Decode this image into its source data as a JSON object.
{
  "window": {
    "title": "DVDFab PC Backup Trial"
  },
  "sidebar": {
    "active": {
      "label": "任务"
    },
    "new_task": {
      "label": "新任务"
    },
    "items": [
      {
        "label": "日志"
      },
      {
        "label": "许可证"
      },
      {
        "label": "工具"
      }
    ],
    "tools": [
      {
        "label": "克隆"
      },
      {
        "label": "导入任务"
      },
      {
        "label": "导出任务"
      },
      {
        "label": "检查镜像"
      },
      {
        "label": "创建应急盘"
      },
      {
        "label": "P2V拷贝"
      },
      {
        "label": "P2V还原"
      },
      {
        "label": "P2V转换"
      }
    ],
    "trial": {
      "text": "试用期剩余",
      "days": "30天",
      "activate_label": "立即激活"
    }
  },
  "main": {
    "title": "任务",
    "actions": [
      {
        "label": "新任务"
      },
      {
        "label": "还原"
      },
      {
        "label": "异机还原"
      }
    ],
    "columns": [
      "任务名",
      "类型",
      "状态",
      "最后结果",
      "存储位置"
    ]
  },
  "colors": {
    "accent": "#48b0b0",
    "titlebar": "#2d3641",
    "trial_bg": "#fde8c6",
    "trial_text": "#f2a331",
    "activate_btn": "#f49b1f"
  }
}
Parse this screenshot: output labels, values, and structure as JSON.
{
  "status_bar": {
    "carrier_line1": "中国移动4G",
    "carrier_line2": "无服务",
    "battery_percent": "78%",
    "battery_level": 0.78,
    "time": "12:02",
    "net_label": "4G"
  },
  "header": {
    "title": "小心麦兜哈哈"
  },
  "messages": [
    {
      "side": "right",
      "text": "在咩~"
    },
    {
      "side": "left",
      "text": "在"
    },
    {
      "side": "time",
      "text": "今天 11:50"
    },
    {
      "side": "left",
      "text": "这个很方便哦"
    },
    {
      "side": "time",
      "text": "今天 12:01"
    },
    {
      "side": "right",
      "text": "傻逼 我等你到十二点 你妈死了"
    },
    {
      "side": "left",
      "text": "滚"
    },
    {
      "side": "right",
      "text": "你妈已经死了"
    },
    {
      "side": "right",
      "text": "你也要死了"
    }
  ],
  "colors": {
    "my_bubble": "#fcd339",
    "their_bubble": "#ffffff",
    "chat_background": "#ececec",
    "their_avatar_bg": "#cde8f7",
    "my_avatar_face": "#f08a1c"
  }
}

**Your objective**
Would you copy out each line exactly as written?

**Exercise solution**
Decode this image into its source data as a JSON object.
{
  "window": {
    "title": "DVDFab PC Backup Trial"
  },
  "sidebar": {
    "active": {
      "label": "任务"
    },
    "new_task": {
      "label": "新任务"
    },
    "items": [
      {
        "label": "日志"
      },
      {
        "label": "许可证"
      },
      {
        "label": "工具"
      }
    ],
    "tools": [
      {
        "label": "克隆"
      },
      {
        "label": "导入任务"
      },
      {
        "label": "导出任务"
      },
      {
        "label": "检查镜像"
      },
      {
        "label": "创建应急盘"
      },
      {
        "label": "P2V拷贝"
      },
      {
        "label": "P2V还原"
      },
      {
        "label": "P2V转换"
      }
    ],
    "trial": {
      "text": "试用期剩余",
      "days": "30天",
      "activate_label": "立即激活"
    }
  },
  "main": {
    "title": "任务",
    "actions": [
      {
        "label": "新任务"
      },
      {
        "label": "还原"
      },
      {
        "label": "异机还原"
      }
    ],
    "columns": [
      "任务名",
      "类型",
      "状态",
      "最后结果",
      "存储位置"
    ]
  },
  "colors": {
    "accent": "#48b0b0",
    "titlebar": "#2d3641",
    "trial_bg": "#fde8c6",
    "trial_text": "#f2a331",
    "activate_btn": "#f49b1f"
  }
}
Parse this screenshot: output labels, values, and structure as JSON.
{
  "status_bar": {
    "carrier_line1": "中国移动4G",
    "carrier_line2": "无服务",
    "battery_percent": "78%",
    "battery_level": 0.78,
    "time": "12:02",
    "net_label": "4G"
  },
  "header": {
    "title": "小心麦兜哈哈"
  },
  "messages": [
    {
      "side": "right",
      "text": "在咩~"
    },
    {
      "side": "left",
      "text": "在"
    },
    {
      "side": "time",
      "text": "今天 11:50"
    },
    {
      "side": "left",
      "text": "这个很方便哦"
    },
    {
      "side": "time",
      "text": "今天 12:01"
    },
    {
      "side": "right",
      "text": "傻逼 我等你到十二点 你妈死了"
    },
    {
      "side": "left",
      "text": "滚"
    },
    {
      "side": "right",
      "text": "你妈已经死了"
    },
    {
      "side": "right",
      "text": "你也要死了"
    }
  ],
  "colors": {
    "my_bubble": "#fcd339",
    "their_bubble": "#ffffff",
    "chat_background": "#ececec",
    "their_avatar_bg": "#cde8f7",
    "my_avatar_face": "#f08a1c"
  }
}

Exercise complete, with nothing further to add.